What the task requires: Return all of the data exactly, with nothing left out but the pictures.

Materials provided:
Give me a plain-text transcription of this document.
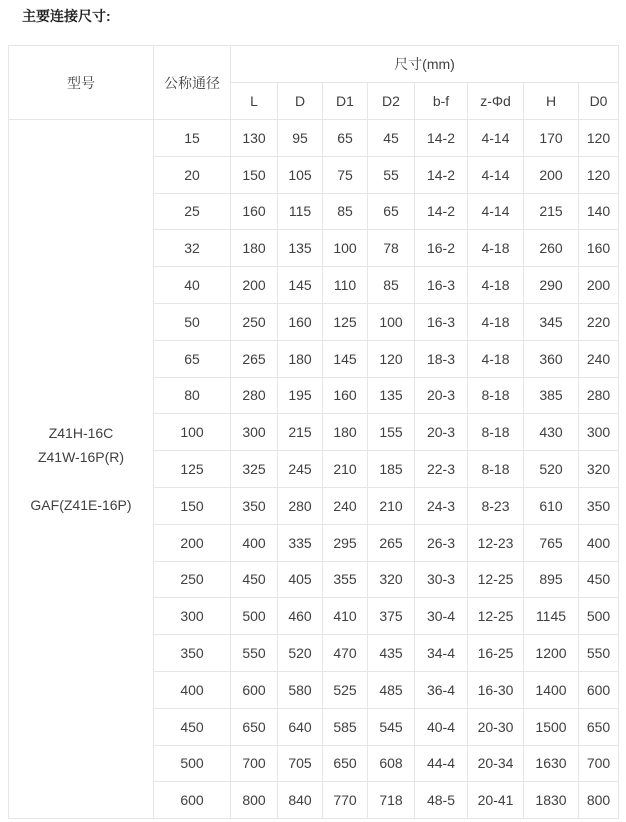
主要连接尺寸:
型号	公称通径	尺寸(mm)							
		L	D	D1	D2	b-f	z-Φd	H	D0

Z41H-16C
Z41W-16P(R)
GAF(Z41E-16P)	15	130	95	65	45	14-2	4-14	170	120
	20	150	105	75	55	14-2	4-14	200	120
	25	160	115	85	65	14-2	4-14	215	140
	32	180	135	100	78	16-2	4-18	260	160
	40	200	145	110	85	16-3	4-18	290	200
	50	250	160	125	100	16-3	4-18	345	220
	65	265	180	145	120	18-3	4-18	360	240
	80	280	195	160	135	20-3	8-18	385	280
	100	300	215	180	155	20-3	8-18	430	300
	125	325	245	210	185	22-3	8-18	520	320
	150	350	280	240	210	24-3	8-23	610	350
	200	400	335	295	265	26-3	12-23	765	400
	250	450	405	355	320	30-3	12-25	895	450
	300	500	460	410	375	30-4	12-25	1145	500
	350	550	520	470	435	34-4	16-25	1200	550
	400	600	580	525	485	36-4	16-30	1400	600
	450	650	640	585	545	40-4	20-30	1500	650
	500	700	705	650	608	44-4	20-34	1630	700
	600	800	840	770	718	48-5	20-41	1830	800
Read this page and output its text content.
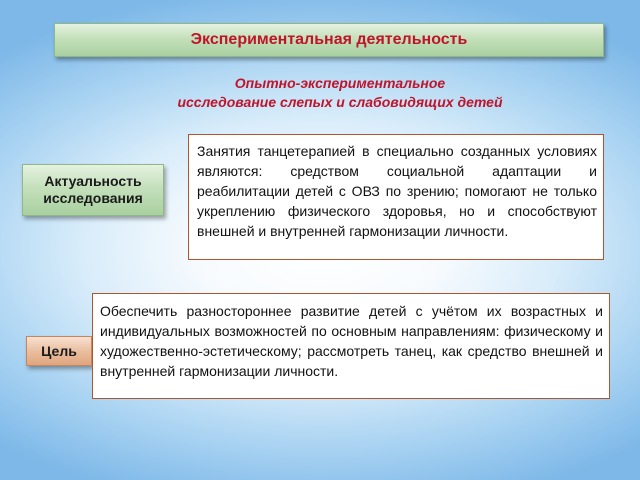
Экспериментальная деятельность
Опытно-экспериментальное
исследование слепых и слабовидящих детей
Актуальность исследования
Занятия танцетерапией в специально созданных условиях являются: средством социальной адаптации и реабилитации детей с ОВЗ по зрению; помогают не только укреплению физического здоровья, но и способствуют внешней и внутренней гармонизации личности.
Цель
Обеспечить разностороннее развитие детей с учётом их возрастных и индивидуальных возможностей по основным направлениям: физическому и художественно-эстетическому; рассмотреть танец, как средство внешней и внутренней гармонизации личности.
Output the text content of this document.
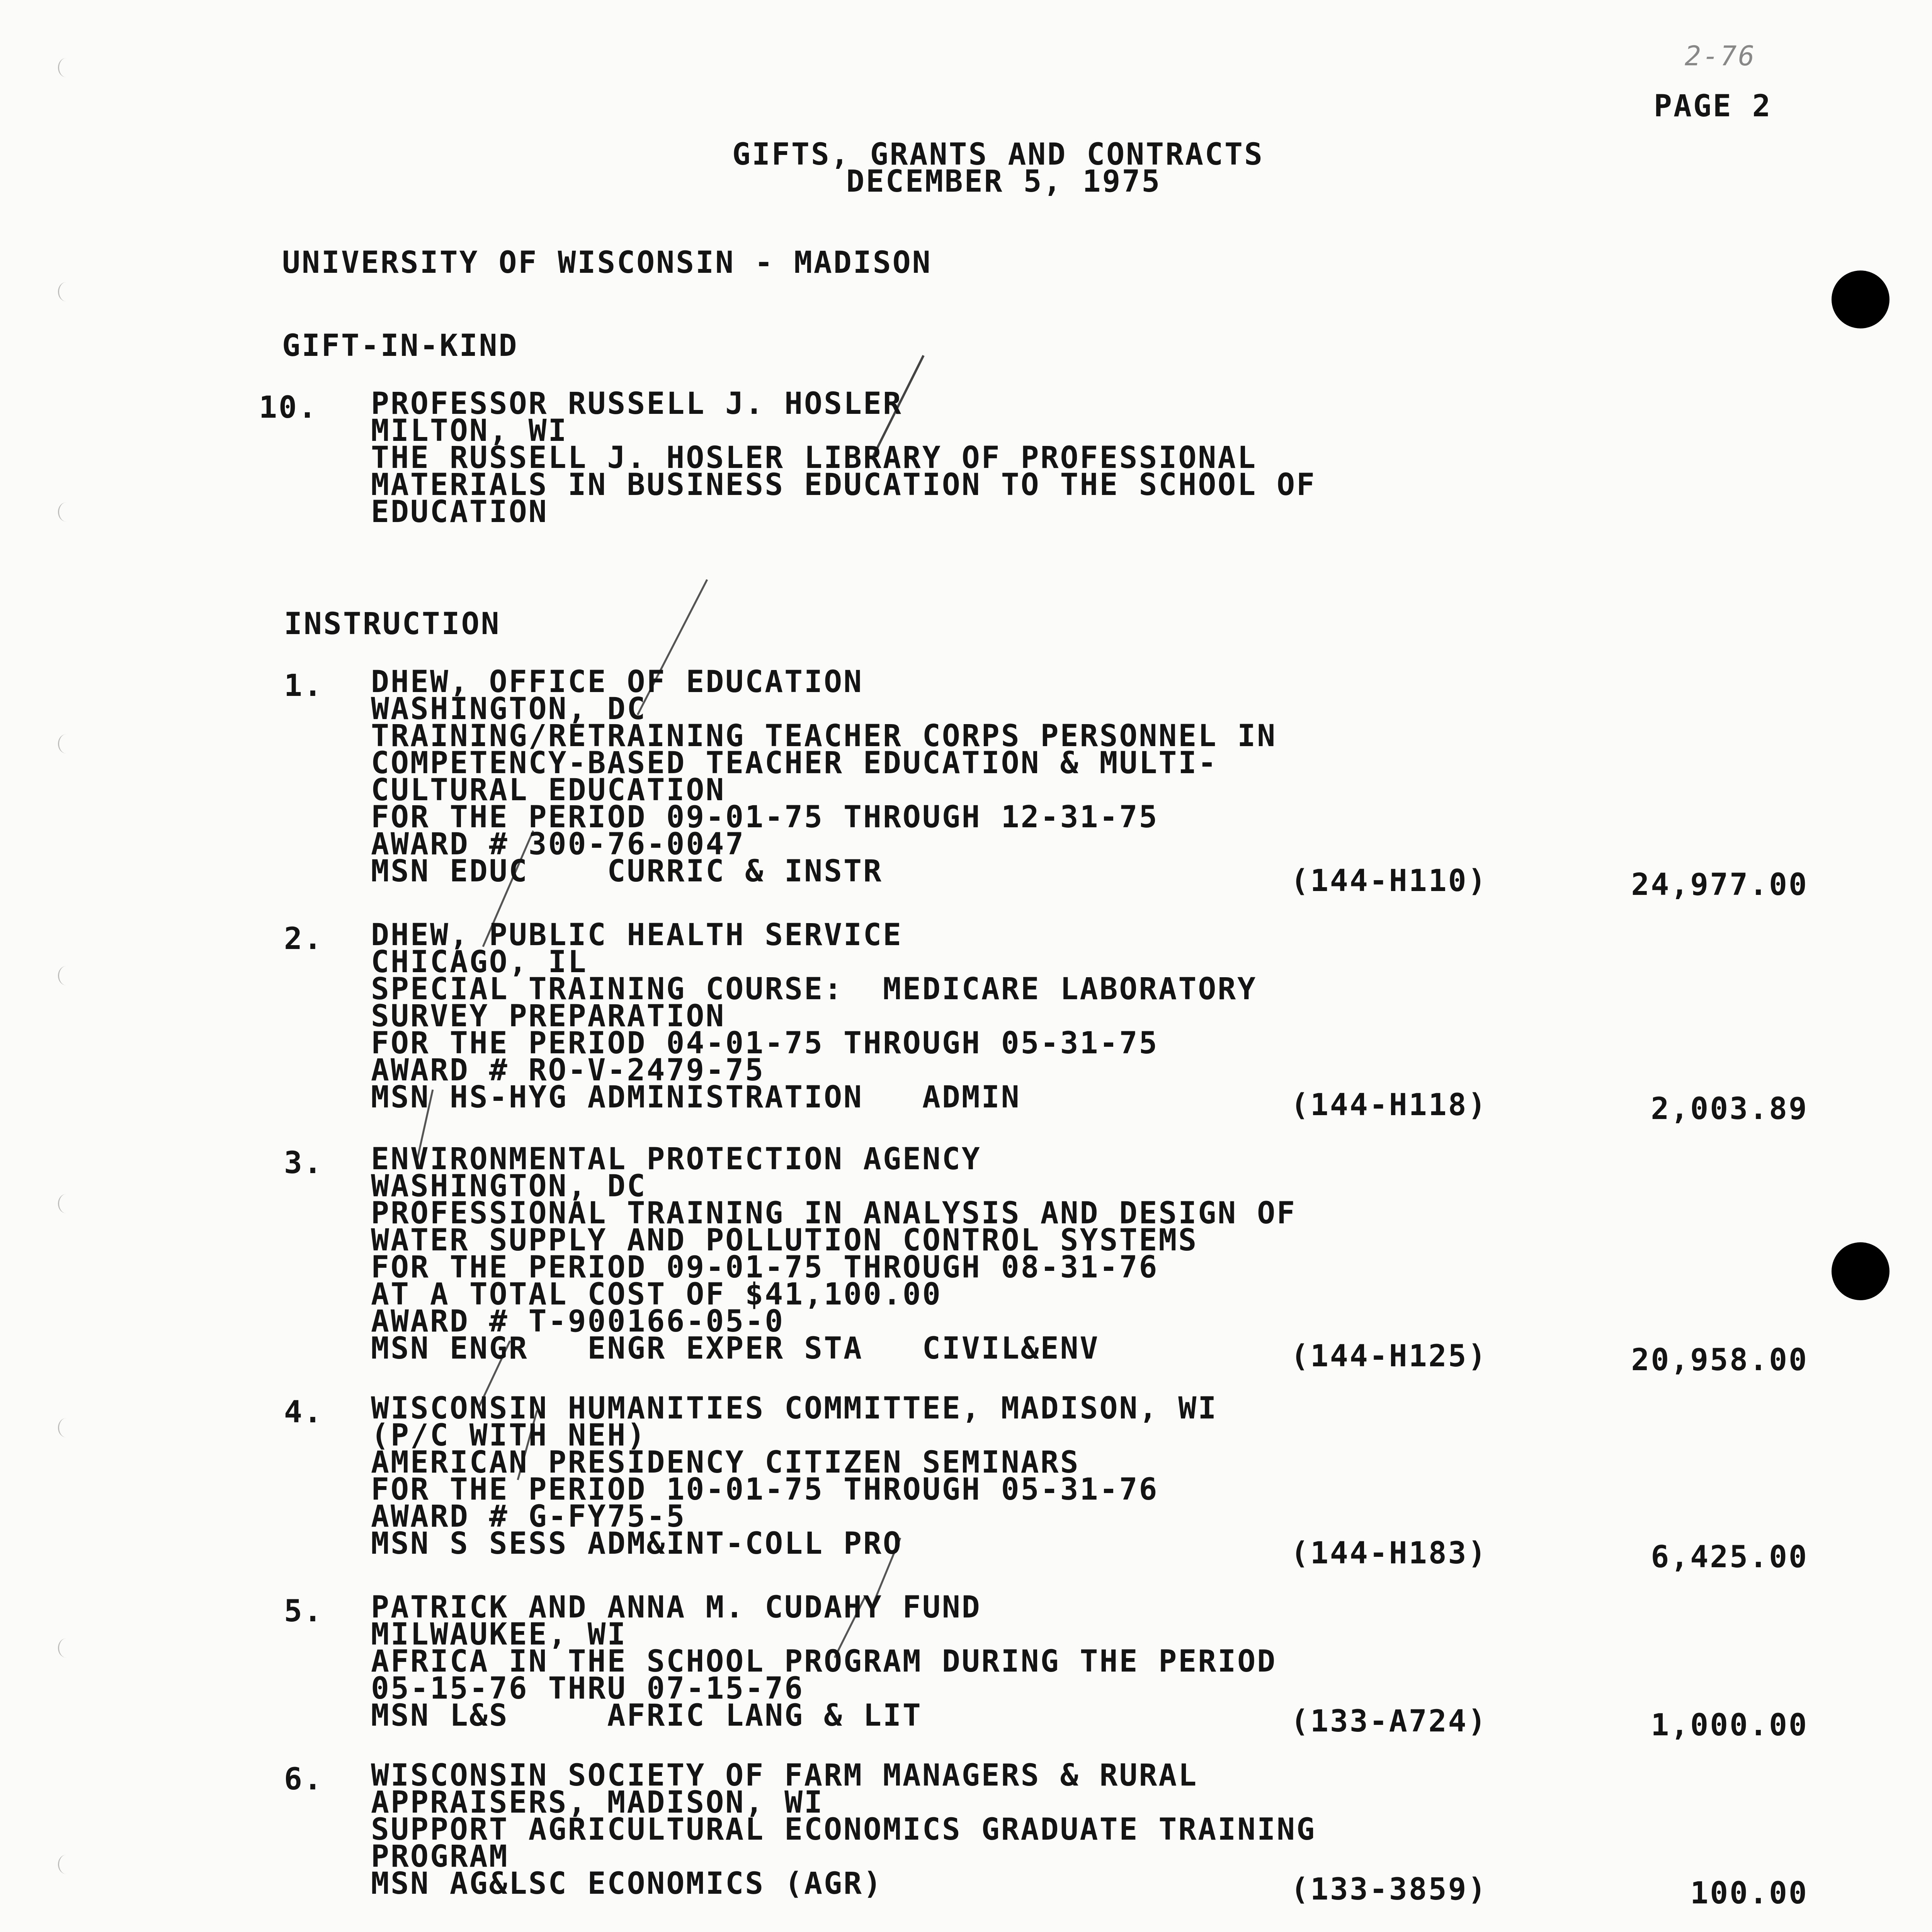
2-76
PAGE 2
GIFTS, GRANTS AND CONTRACTS
DECEMBER 5, 1975
UNIVERSITY OF WISCONSIN - MADISON
GIFT-IN-KIND
10. PROFESSOR RUSSELL J. HOSLER
MILTON, WI
THE RUSSELL J. HOSLER LIBRARY OF PROFESSIONAL
MATERIALS IN BUSINESS EDUCATION TO THE SCHOOL OF
EDUCATION
INSTRUCTION
1. DHEW, OFFICE OF EDUCATION
WASHINGTON, DC
TRAINING/RETRAINING TEACHER CORPS PERSONNEL IN
COMPETENCY-BASED TEACHER EDUCATION & MULTI-
CULTURAL EDUCATION
FOR THE PERIOD 09-01-75 THROUGH 12-31-75
AWARD # 300-76-0047
MSN EDUC    CURRIC & INSTR	(144-H110)	24,977.00
2. DHEW, PUBLIC HEALTH SERVICE
CHICAGO, IL
SPECIAL TRAINING COURSE:  MEDICARE LABORATORY
SURVEY PREPARATION
FOR THE PERIOD 04-01-75 THROUGH 05-31-75
AWARD # RO-V-2479-75
MSN HS-HYG ADMINISTRATION   ADMIN	(144-H118)	2,003.89
3. ENVIRONMENTAL PROTECTION AGENCY
WASHINGTON, DC
PROFESSIONAL TRAINING IN ANALYSIS AND DESIGN OF
WATER SUPPLY AND POLLUTION CONTROL SYSTEMS
FOR THE PERIOD 09-01-75 THROUGH 08-31-76
AT A TOTAL COST OF $41,100.00
AWARD # T-900166-05-0
MSN ENGR   ENGR EXPER STA   CIVIL&ENV	(144-H125)	20,958.00
4. WISCONSIN HUMANITIES COMMITTEE, MADISON, WI
(P/C WITH NEH)
AMERICAN PRESIDENCY CITIZEN SEMINARS
FOR THE PERIOD 10-01-75 THROUGH 05-31-76
AWARD # G-FY75-5
MSN S SESS ADM&INT-COLL PRO	(144-H183)	6,425.00
5. PATRICK AND ANNA M. CUDAHY FUND
MILWAUKEE, WI
AFRICA IN THE SCHOOL PROGRAM DURING THE PERIOD
05-15-76 THRU 07-15-76
MSN L&S     AFRIC LANG & LIT	(133-A724)	1,000.00
6. WISCONSIN SOCIETY OF FARM MANAGERS & RURAL
APPRAISERS, MADISON, WI
SUPPORT AGRICULTURAL ECONOMICS GRADUATE TRAINING
PROGRAM
MSN AG&LSC ECONOMICS (AGR)	(133-3859)	100.00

Response:
Give me a plain-text transcription of this document.
主要连接尺寸:
型号	公称通径	尺寸(mm)							
		L	D	D1	D2	b-f	z-Φd	H	D0

Z41H-16C
Z41W-16P(R)
GAF(Z41E-16P)	15	130	95	65	45	14-2	4-14	170	120
	20	150	105	75	55	14-2	4-14	200	120
	25	160	115	85	65	14-2	4-14	215	140
	32	180	135	100	78	16-2	4-18	260	160
	40	200	145	110	85	16-3	4-18	290	200
	50	250	160	125	100	16-3	4-18	345	220
	65	265	180	145	120	18-3	4-18	360	240
	80	280	195	160	135	20-3	8-18	385	280
	100	300	215	180	155	20-3	8-18	430	300
	125	325	245	210	185	22-3	8-18	520	320
	150	350	280	240	210	24-3	8-23	610	350
	200	400	335	295	265	26-3	12-23	765	400
	250	450	405	355	320	30-3	12-25	895	450
	300	500	460	410	375	30-4	12-25	1145	500
	350	550	520	470	435	34-4	16-25	1200	550
	400	600	580	525	485	36-4	16-30	1400	600
	450	650	640	585	545	40-4	20-30	1500	650
	500	700	705	650	608	44-4	20-34	1630	700
	600	800	840	770	718	48-5	20-41	1830	800
Read this page and output its text content.
Экспериментальная деятельность
Опытно-экспериментальное
исследование слепых и слабовидящих детей
Актуальность исследования
Занятия танцетерапией в специально созданных условиях являются: средством социальной адаптации и реабилитации детей с ОВЗ по зрению; помогают не только укреплению физического здоровья, но и способствуют внешней и внутренней гармонизации личности.
Цель
Обеспечить разностороннее развитие детей с учётом их возрастных и индивидуальных возможностей по основным направлениям: физическому и художественно-эстетическому; рассмотреть танец, как средство внешней и внутренней гармонизации личности.
Output the text content of this document.
2-76
PAGE 2
GIFTS, GRANTS AND CONTRACTS
DECEMBER 5, 1975
UNIVERSITY OF WISCONSIN - MADISON
GIFT-IN-KIND
10. PROFESSOR RUSSELL J. HOSLER
MILTON, WI
THE RUSSELL J. HOSLER LIBRARY OF PROFESSIONAL
MATERIALS IN BUSINESS EDUCATION TO THE SCHOOL OF
EDUCATION
INSTRUCTION
1. DHEW, OFFICE OF EDUCATION
WASHINGTON, DC
TRAINING/RETRAINING TEACHER CORPS PERSONNEL IN
COMPETENCY-BASED TEACHER EDUCATION & MULTI-
CULTURAL EDUCATION
FOR THE PERIOD 09-01-75 THROUGH 12-31-75
AWARD # 300-76-0047
MSN EDUC    CURRIC & INSTR	(144-H110)	24,977.00
2. DHEW, PUBLIC HEALTH SERVICE
CHICAGO, IL
SPECIAL TRAINING COURSE:  MEDICARE LABORATORY
SURVEY PREPARATION
FOR THE PERIOD 04-01-75 THROUGH 05-31-75
AWARD # RO-V-2479-75
MSN HS-HYG ADMINISTRATION   ADMIN	(144-H118)	2,003.89
3. ENVIRONMENTAL PROTECTION AGENCY
WASHINGTON, DC
PROFESSIONAL TRAINING IN ANALYSIS AND DESIGN OF
WATER SUPPLY AND POLLUTION CONTROL SYSTEMS
FOR THE PERIOD 09-01-75 THROUGH 08-31-76
AT A TOTAL COST OF $41,100.00
AWARD # T-900166-05-0
MSN ENGR   ENGR EXPER STA   CIVIL&ENV	(144-H125)	20,958.00
4. WISCONSIN HUMANITIES COMMITTEE, MADISON, WI
(P/C WITH NEH)
AMERICAN PRESIDENCY CITIZEN SEMINARS
FOR THE PERIOD 10-01-75 THROUGH 05-31-76
AWARD # G-FY75-5
MSN S SESS ADM&INT-COLL PRO	(144-H183)	6,425.00
5. PATRICK AND ANNA M. CUDAHY FUND
MILWAUKEE, WI
AFRICA IN THE SCHOOL PROGRAM DURING THE PERIOD
05-15-76 THRU 07-15-76
MSN L&S     AFRIC LANG & LIT	(133-A724)	1,000.00
6. WISCONSIN SOCIETY OF FARM MANAGERS & RURAL
APPRAISERS, MADISON, WI
SUPPORT AGRICULTURAL ECONOMICS GRADUATE TRAINING
PROGRAM
MSN AG&LSC ECONOMICS (AGR)	(133-3859)	100.00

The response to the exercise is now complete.